[JOB]:
Report only the number of lines in this material that include "from".

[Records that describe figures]
======
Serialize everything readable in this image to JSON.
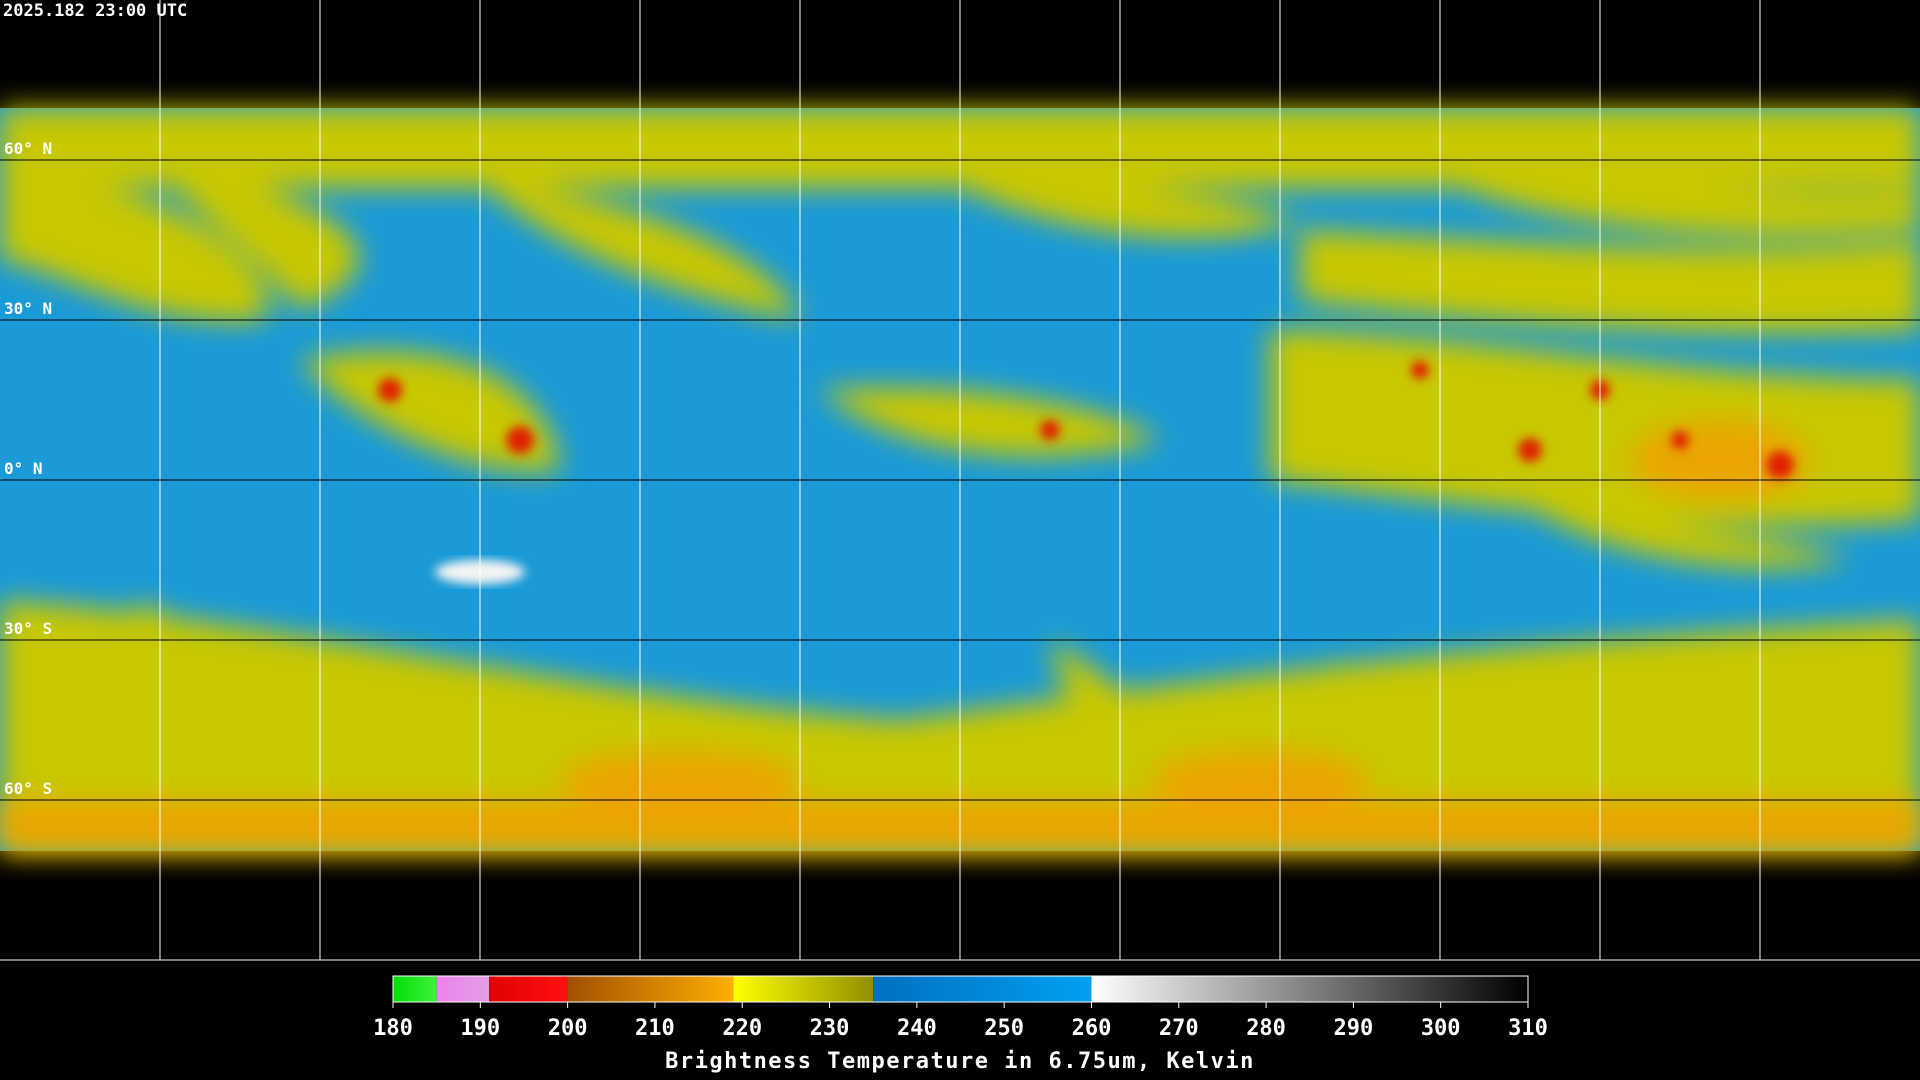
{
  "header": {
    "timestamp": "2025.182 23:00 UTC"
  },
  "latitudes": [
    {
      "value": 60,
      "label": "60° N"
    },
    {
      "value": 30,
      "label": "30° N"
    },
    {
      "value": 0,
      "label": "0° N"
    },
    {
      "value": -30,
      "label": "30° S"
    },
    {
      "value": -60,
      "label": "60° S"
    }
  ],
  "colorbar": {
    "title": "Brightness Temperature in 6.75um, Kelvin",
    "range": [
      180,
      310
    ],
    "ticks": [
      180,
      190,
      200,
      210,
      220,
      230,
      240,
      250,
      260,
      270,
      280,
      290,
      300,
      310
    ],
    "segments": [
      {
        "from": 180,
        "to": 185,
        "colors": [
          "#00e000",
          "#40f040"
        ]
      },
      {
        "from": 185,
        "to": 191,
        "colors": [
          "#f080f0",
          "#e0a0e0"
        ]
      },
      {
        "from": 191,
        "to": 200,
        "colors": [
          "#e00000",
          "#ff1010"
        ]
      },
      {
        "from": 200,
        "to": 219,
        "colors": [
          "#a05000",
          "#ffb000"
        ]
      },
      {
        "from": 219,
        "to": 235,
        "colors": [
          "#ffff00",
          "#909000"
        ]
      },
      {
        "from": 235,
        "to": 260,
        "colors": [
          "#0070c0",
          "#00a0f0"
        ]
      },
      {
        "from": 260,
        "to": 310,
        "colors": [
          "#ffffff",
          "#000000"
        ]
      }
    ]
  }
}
======
[SOLUTION FOR THIS EXERCISE]:
7